Set task 1 - Reproduce word for word the part of the platy tank thread that opens with the words containing "I would recommend" and closes with "(Nov 23, 2012)".
Set task 2 -
Answer these questions from the platy tank thread:
(a) What minimum tank size did Penpike read was suggested for platies?
(b) How many platys did Martina1997 say she raised in a ten gallon tank?
(c) Which fish does Canadian Fish suggest choosing instead of platies?

Text section -
────────────────────
# 10 gal Platy Tank



## Penpike (Aug 30, 2012)

I have a 10 gallon freshwater tropical tank, and was told that a few platties would be a good choice to put in there. When reading about them, I saw that the minimum tank suggestion was 20 gallons. Would this be an o.k. fish to put in a 10 gallon tank? If so, how many/what gender can I keep and could I maybe keep a few bottom feeders like some corys? Thank you!:-D


----------



## fish monger (Dec 29, 2011)

Three or four males and three of the smaller corys would work.


----------



## Penpike (Aug 30, 2012)

fish monger said:


> Three or four males and three of the smaller corys would work.


Thank you so much! And I'm assuming correctly then that this sized tank is fine?


----------



## Pearl2011 (May 21, 2012)

They are very active an dneed a 20g


----------



## fish monger (Dec 29, 2011)

Pearl2011 said:


> They are very active an dneed a 20g


Bigger is better and they are active; however, they are active in an inquisitive, calm manner. They don't race the tank in a frenzy. IMO a few platys in a ten is fine.


----------



## Byron (Mar 7, 2009)

This is a case where it may work, but is not the best. Minimum tank sizes in the fish profiles are intended as a guide to what will be best for the fish's health long-term. This should always be our aim.

I would recommend upgrading to a larger tank if that is possible, or looking at smaller fish more suited to a 10g, of which there are many.

Byron.


----------



## Martina1997 (Nov 23, 2012)

Yea u will be fine I raised 6 platys in a ten gallon and they thrived there and had tons on baby's


----------



## Canadian Fish (Feb 12, 2012)

Personally, I would go with fancy guppies rather than platies. They come in lots of nice colors and patterns, and they will have way more swimming room in a 10 gallon than platies will.

Apparently Sparkling Gourami can live in a small tank as well, but I have never kept them so really can't recommend them one way or the other. They are a beautiful fish and according to the profile, you could keep a group of 6 in a 10 gallon.


----------



## beaslbob (Oct 17, 2012)

Martina1997 said:


> Yea u will be fine I raised 6 platys in a ten gallon and they thrived there and had tons on baby's


 
+1

With lotsa plants you get lotsa plattys. And the tank runs for years.


----------
────────────────────
Provided information -

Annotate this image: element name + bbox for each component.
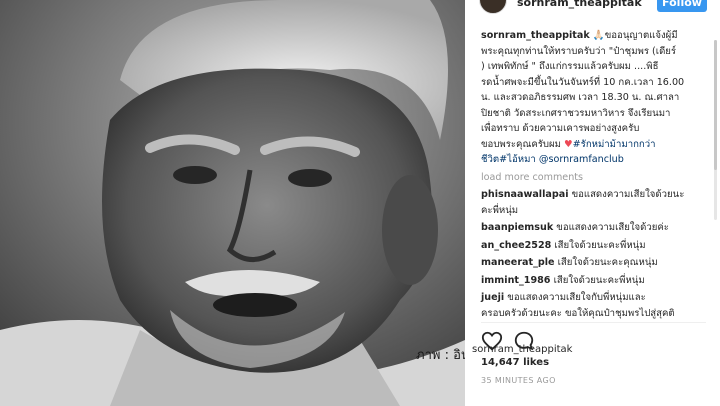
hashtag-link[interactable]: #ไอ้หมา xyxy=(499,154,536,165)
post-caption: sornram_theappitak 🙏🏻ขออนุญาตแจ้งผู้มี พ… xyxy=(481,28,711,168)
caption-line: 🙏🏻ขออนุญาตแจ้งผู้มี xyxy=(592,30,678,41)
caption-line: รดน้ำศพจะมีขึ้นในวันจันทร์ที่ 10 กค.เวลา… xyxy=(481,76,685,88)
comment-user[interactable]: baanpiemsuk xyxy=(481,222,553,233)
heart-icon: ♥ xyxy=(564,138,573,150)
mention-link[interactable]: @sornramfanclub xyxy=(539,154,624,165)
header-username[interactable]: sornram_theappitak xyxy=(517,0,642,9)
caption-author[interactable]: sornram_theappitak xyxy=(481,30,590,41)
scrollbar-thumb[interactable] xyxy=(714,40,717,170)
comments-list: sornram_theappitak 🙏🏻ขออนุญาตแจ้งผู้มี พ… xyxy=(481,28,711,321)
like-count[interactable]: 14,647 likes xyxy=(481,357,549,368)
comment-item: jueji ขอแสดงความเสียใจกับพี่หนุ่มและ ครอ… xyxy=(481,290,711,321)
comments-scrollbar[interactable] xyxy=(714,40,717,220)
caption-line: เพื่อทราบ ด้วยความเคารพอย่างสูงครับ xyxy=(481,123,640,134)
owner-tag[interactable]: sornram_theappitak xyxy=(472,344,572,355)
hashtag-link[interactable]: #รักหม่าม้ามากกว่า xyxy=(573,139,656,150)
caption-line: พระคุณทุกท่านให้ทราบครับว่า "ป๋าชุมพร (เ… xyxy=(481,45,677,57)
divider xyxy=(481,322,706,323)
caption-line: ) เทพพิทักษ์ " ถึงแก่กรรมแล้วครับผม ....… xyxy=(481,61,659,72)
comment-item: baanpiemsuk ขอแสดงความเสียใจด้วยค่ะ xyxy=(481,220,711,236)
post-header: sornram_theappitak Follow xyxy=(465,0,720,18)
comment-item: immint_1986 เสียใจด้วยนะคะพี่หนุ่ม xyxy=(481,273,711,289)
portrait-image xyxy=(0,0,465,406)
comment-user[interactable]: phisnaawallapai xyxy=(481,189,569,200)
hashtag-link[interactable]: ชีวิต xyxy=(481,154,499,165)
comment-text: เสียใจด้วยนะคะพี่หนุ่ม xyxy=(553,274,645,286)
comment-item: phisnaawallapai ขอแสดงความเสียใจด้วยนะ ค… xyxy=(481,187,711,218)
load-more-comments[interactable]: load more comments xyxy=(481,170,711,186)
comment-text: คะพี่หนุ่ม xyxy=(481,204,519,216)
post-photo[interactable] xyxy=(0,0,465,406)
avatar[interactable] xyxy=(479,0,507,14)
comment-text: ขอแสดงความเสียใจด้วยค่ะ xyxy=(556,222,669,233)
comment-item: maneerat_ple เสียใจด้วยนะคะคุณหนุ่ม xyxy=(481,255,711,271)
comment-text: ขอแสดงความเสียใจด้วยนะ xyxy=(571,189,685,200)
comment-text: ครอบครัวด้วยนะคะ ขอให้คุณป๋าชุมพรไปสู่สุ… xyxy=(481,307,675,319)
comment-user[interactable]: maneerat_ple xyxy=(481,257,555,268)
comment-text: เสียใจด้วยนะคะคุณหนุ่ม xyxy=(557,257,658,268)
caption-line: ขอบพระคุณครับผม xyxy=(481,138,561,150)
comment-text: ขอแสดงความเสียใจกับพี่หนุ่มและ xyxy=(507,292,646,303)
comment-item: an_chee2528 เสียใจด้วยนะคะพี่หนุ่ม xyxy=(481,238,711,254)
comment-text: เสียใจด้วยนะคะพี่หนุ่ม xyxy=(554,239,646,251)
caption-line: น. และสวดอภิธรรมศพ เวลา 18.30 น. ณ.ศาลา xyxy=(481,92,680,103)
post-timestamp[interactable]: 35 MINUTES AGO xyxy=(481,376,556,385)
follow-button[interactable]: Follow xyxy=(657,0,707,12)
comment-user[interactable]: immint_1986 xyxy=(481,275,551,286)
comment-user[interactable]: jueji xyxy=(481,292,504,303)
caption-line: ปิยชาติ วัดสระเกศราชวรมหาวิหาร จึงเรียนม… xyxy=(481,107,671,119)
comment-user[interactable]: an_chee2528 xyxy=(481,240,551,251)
────────────────────
Correct result 1 -
I would recommend upgrading to a larger tank if that is possible, or looking at smaller fish more suited to a 10g, of which there are many.

Byron.


----------



## Martina1997 (Nov 23, 2012)

Correct result 2 -
(a) 20 gallons
(b) 6
(c) Fancy guppies